-- BEGIN ENTRIES PROVIDED --

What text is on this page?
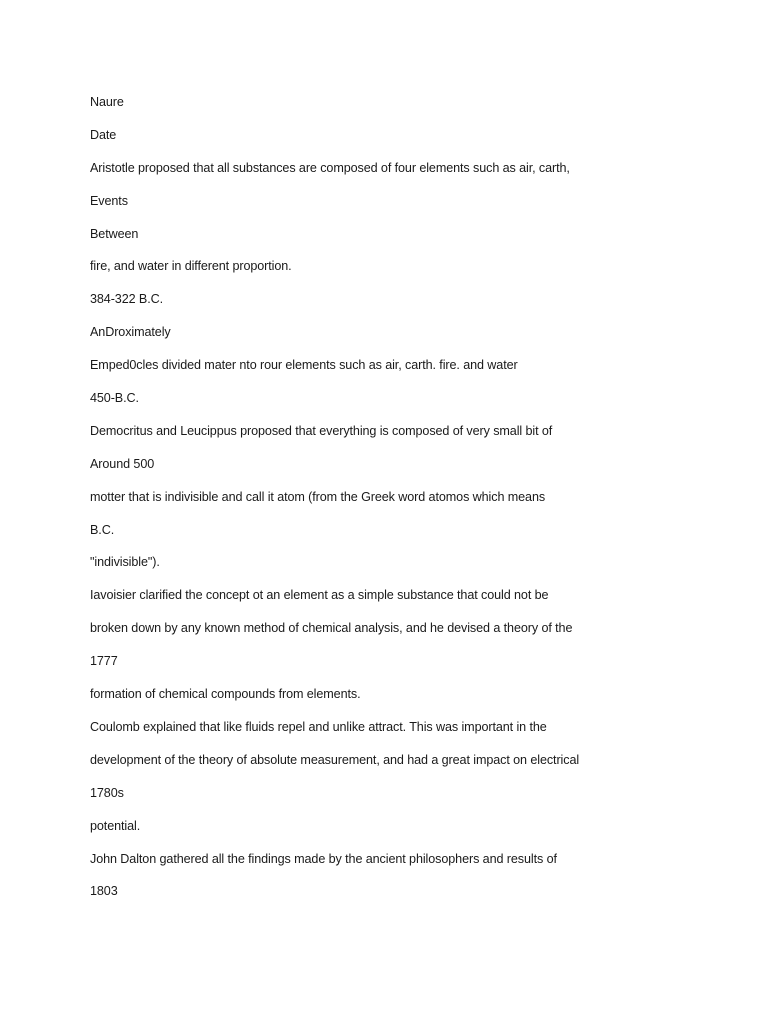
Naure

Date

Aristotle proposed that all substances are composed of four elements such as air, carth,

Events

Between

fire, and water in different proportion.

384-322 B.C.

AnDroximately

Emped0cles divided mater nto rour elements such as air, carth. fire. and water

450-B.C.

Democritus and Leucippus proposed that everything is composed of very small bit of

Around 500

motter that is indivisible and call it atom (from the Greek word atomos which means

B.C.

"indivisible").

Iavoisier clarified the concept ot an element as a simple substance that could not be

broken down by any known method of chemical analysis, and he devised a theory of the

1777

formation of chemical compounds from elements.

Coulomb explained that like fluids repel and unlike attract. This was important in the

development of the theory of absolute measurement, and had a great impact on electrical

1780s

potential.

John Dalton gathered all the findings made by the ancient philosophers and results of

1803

-- END ENTRIES PROVIDED --

§ WHAT YOU NEED TO DO: Restate each line of the records exactly; pictures do not belong in the copy.

§ SOLUTION BELOW:
What text is on this page?
Naure

Date

Aristotle proposed that all substances are composed of four elements such as air, carth,

Events

Between

fire, and water in different proportion.

384-322 B.C.

AnDroximately

Emped0cles divided mater nto rour elements such as air, carth. fire. and water

450-B.C.

Democritus and Leucippus proposed that everything is composed of very small bit of

Around 500

motter that is indivisible and call it atom (from the Greek word atomos which means

B.C.

"indivisible").

Iavoisier clarified the concept ot an element as a simple substance that could not be

broken down by any known method of chemical analysis, and he devised a theory of the

1777

formation of chemical compounds from elements.

Coulomb explained that like fluids repel and unlike attract. This was important in the

development of the theory of absolute measurement, and had a great impact on electrical

1780s

potential.

John Dalton gathered all the findings made by the ancient philosophers and results of

1803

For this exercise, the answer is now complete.